-- WHAT YOU ARE ASKED TO DO --
Reproduce each record below exactly as written.

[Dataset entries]
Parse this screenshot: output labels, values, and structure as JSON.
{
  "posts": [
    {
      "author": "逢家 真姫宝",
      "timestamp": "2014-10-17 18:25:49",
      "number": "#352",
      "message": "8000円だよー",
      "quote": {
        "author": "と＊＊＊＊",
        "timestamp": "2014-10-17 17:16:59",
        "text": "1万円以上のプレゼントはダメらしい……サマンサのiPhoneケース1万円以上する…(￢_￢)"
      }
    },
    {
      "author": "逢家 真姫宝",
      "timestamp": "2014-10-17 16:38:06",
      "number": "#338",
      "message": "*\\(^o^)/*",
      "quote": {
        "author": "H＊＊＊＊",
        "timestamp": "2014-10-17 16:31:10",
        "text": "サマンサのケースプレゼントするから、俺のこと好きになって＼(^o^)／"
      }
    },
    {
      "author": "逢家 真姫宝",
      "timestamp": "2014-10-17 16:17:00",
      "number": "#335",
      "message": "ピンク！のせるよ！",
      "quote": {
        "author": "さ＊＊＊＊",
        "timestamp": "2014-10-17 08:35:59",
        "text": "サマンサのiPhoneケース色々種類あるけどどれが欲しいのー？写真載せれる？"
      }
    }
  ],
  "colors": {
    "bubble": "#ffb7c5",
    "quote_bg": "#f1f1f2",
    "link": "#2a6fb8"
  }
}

-- RESPONSE --
Parse this screenshot: output labels, values, and structure as JSON.
{
  "posts": [
    {
      "author": "逢家 真姫宝",
      "timestamp": "2014-10-17 18:25:49",
      "number": "#352",
      "message": "8000円だよー",
      "quote": {
        "author": "と＊＊＊＊",
        "timestamp": "2014-10-17 17:16:59",
        "text": "1万円以上のプレゼントはダメらしい……サマンサのiPhoneケース1万円以上する…(￢_￢)"
      }
    },
    {
      "author": "逢家 真姫宝",
      "timestamp": "2014-10-17 16:38:06",
      "number": "#338",
      "message": "*\\(^o^)/*",
      "quote": {
        "author": "H＊＊＊＊",
        "timestamp": "2014-10-17 16:31:10",
        "text": "サマンサのケースプレゼントするから、俺のこと好きになって＼(^o^)／"
      }
    },
    {
      "author": "逢家 真姫宝",
      "timestamp": "2014-10-17 16:17:00",
      "number": "#335",
      "message": "ピンク！のせるよ！",
      "quote": {
        "author": "さ＊＊＊＊",
        "timestamp": "2014-10-17 08:35:59",
        "text": "サマンサのiPhoneケース色々種類あるけどどれが欲しいのー？写真載せれる？"
      }
    }
  ],
  "colors": {
    "bubble": "#ffb7c5",
    "quote_bg": "#f1f1f2",
    "link": "#2a6fb8"
  }
}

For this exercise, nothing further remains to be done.